**What you need to do**
Scan the material and copy every line in which "distinct" appears.

[Raw records]
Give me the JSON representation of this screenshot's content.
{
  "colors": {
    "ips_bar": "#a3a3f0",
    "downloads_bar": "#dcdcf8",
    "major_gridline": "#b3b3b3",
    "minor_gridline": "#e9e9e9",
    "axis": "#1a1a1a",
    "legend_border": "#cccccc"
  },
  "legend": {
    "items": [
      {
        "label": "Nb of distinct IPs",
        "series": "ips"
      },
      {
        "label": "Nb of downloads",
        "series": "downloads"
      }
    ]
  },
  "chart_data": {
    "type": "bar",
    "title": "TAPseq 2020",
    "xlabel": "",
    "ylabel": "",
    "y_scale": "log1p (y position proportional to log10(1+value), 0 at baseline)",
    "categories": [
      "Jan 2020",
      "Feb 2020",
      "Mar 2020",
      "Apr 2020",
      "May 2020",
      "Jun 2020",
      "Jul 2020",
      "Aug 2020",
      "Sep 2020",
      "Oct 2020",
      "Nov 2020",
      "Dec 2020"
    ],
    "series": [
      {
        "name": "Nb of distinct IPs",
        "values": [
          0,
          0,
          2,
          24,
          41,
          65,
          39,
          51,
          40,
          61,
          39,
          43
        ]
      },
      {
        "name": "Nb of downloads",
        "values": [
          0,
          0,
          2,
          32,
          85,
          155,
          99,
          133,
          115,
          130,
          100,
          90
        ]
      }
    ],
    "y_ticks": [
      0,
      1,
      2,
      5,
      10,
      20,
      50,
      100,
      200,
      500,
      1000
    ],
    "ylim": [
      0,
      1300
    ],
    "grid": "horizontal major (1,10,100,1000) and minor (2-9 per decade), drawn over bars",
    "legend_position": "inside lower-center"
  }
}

**Completed exercise**
        "label": "Nb of distinct IPs",
        "name": "Nb of distinct IPs",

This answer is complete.